SET PROBLEM:
Below are entries to be transcribed exactly; exclude the pictures from the copy.
## START DATA FOR THE TASK
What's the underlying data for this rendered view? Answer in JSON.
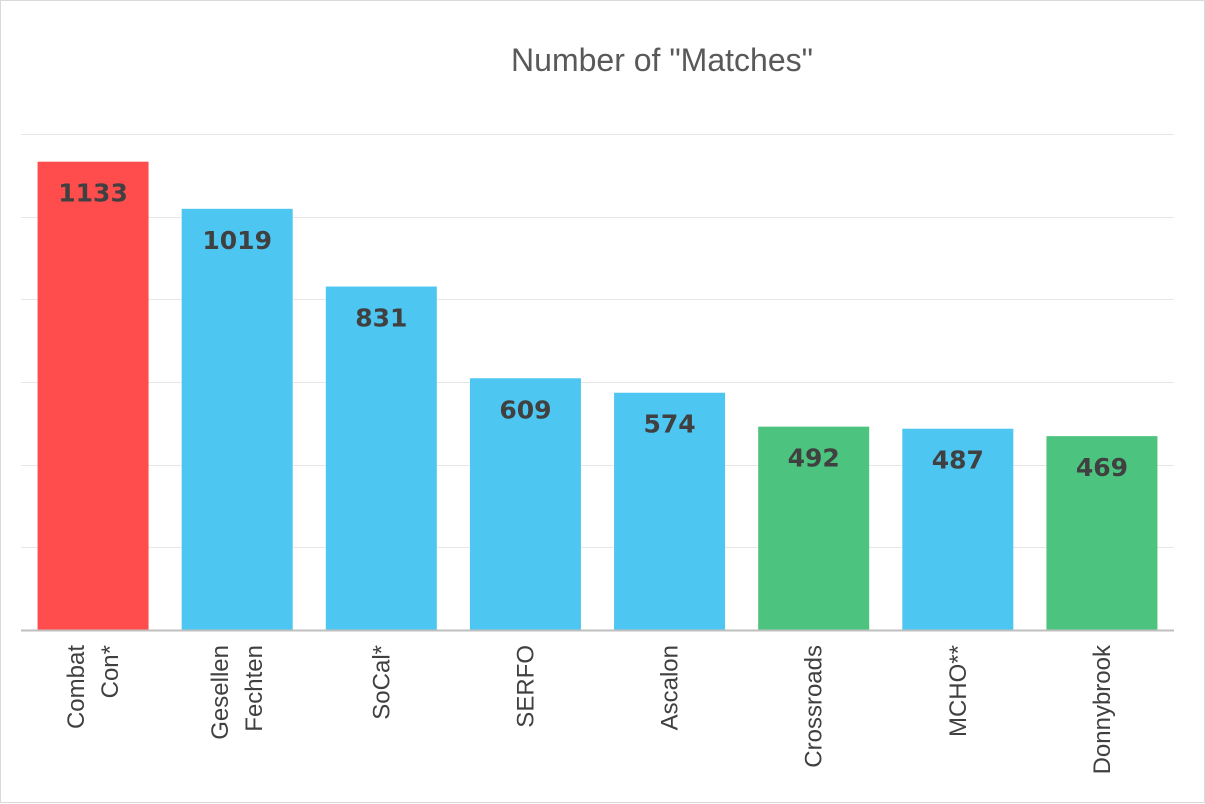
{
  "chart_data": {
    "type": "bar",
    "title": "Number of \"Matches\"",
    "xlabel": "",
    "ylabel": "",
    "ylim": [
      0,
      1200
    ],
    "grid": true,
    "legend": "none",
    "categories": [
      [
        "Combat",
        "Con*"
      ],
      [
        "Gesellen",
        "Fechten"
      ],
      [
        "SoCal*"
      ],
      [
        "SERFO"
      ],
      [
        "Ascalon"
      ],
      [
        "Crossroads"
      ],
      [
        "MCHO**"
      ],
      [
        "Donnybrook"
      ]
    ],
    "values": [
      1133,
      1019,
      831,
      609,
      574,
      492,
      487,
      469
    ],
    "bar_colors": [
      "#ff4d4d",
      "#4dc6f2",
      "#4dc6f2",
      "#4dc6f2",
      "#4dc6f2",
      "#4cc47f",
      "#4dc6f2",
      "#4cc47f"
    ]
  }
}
## END DATA FOR THE TASK
EXERCISE OUTPUT:
What's the underlying data for this rendered view? Answer in JSON.
{
  "chart_data": {
    "type": "bar",
    "title": "Number of \"Matches\"",
    "xlabel": "",
    "ylabel": "",
    "ylim": [
      0,
      1200
    ],
    "grid": true,
    "legend": "none",
    "categories": [
      [
        "Combat",
        "Con*"
      ],
      [
        "Gesellen",
        "Fechten"
      ],
      [
        "SoCal*"
      ],
      [
        "SERFO"
      ],
      [
        "Ascalon"
      ],
      [
        "Crossroads"
      ],
      [
        "MCHO**"
      ],
      [
        "Donnybrook"
      ]
    ],
    "values": [
      1133,
      1019,
      831,
      609,
      574,
      492,
      487,
      469
    ],
    "bar_colors": [
      "#ff4d4d",
      "#4dc6f2",
      "#4dc6f2",
      "#4dc6f2",
      "#4dc6f2",
      "#4cc47f",
      "#4dc6f2",
      "#4cc47f"
    ]
  }
}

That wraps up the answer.